----- RAW RECORDS

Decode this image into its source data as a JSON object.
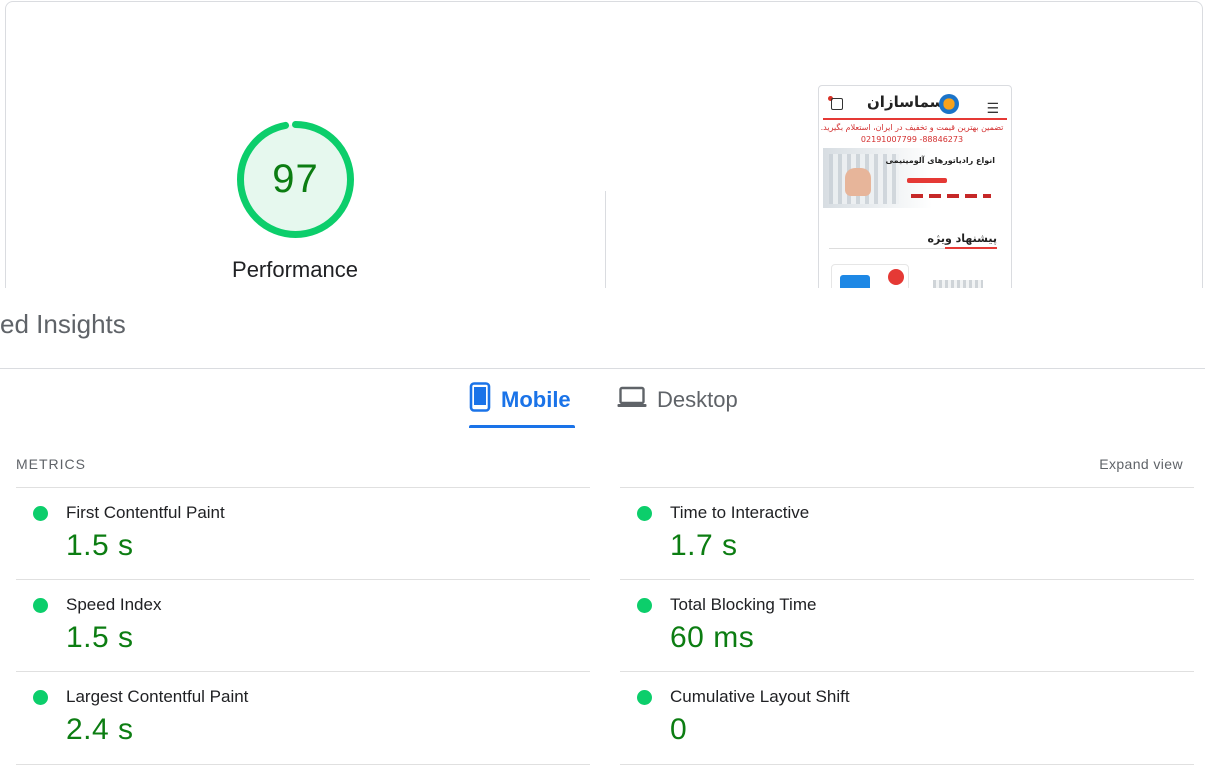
{
  "score": {
    "value": "97",
    "label": "Performance",
    "color": "#0cce6b",
    "score_fraction": 0.97
  },
  "preview": {
    "site_logo_text": "سماسازان",
    "promo_text": "تضمین بهترین قیمت و تخفیف در ایران، استعلام بگیرید.",
    "phone_text": "02191007799  -88846273",
    "banner_title": "انواع رادیاتورهای آلومینیمی",
    "section_title": "پیشنهاد ویژه"
  },
  "app": {
    "title": "ed Insights"
  },
  "tabs": [
    {
      "label": "Mobile",
      "icon": "smartphone-icon",
      "selected": true
    },
    {
      "label": "Desktop",
      "icon": "laptop-icon",
      "selected": false
    }
  ],
  "metrics": {
    "heading": "METRICS",
    "expand_label": "Expand view",
    "left": [
      {
        "name": "First Contentful Paint",
        "value": "1.5 s",
        "status": "good"
      },
      {
        "name": "Speed Index",
        "value": "1.5 s",
        "status": "good"
      },
      {
        "name": "Largest Contentful Paint",
        "value": "2.4 s",
        "status": "good"
      }
    ],
    "right": [
      {
        "name": "Time to Interactive",
        "value": "1.7 s",
        "status": "good"
      },
      {
        "name": "Total Blocking Time",
        "value": "60 ms",
        "status": "good"
      },
      {
        "name": "Cumulative Layout Shift",
        "value": "0",
        "status": "good"
      }
    ]
  },
  "colors": {
    "accent": "#1a73e8",
    "good": "#0cce6b",
    "good_text": "#0c7d12"
  }
}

----------

_AIM_:
Copy out every line of the material above exactly, skipping the pictures.

_SOLUTION FOR THIS PROBLEM_:
Decode this image into its source data as a JSON object.
{
  "score": {
    "value": "97",
    "label": "Performance",
    "color": "#0cce6b",
    "score_fraction": 0.97
  },
  "preview": {
    "site_logo_text": "سماسازان",
    "promo_text": "تضمین بهترین قیمت و تخفیف در ایران، استعلام بگیرید.",
    "phone_text": "02191007799  -88846273",
    "banner_title": "انواع رادیاتورهای آلومینیمی",
    "section_title": "پیشنهاد ویژه"
  },
  "app": {
    "title": "ed Insights"
  },
  "tabs": [
    {
      "label": "Mobile",
      "icon": "smartphone-icon",
      "selected": true
    },
    {
      "label": "Desktop",
      "icon": "laptop-icon",
      "selected": false
    }
  ],
  "metrics": {
    "heading": "METRICS",
    "expand_label": "Expand view",
    "left": [
      {
        "name": "First Contentful Paint",
        "value": "1.5 s",
        "status": "good"
      },
      {
        "name": "Speed Index",
        "value": "1.5 s",
        "status": "good"
      },
      {
        "name": "Largest Contentful Paint",
        "value": "2.4 s",
        "status": "good"
      }
    ],
    "right": [
      {
        "name": "Time to Interactive",
        "value": "1.7 s",
        "status": "good"
      },
      {
        "name": "Total Blocking Time",
        "value": "60 ms",
        "status": "good"
      },
      {
        "name": "Cumulative Layout Shift",
        "value": "0",
        "status": "good"
      }
    ]
  },
  "colors": {
    "accent": "#1a73e8",
    "good": "#0cce6b",
    "good_text": "#0c7d12"
  }
}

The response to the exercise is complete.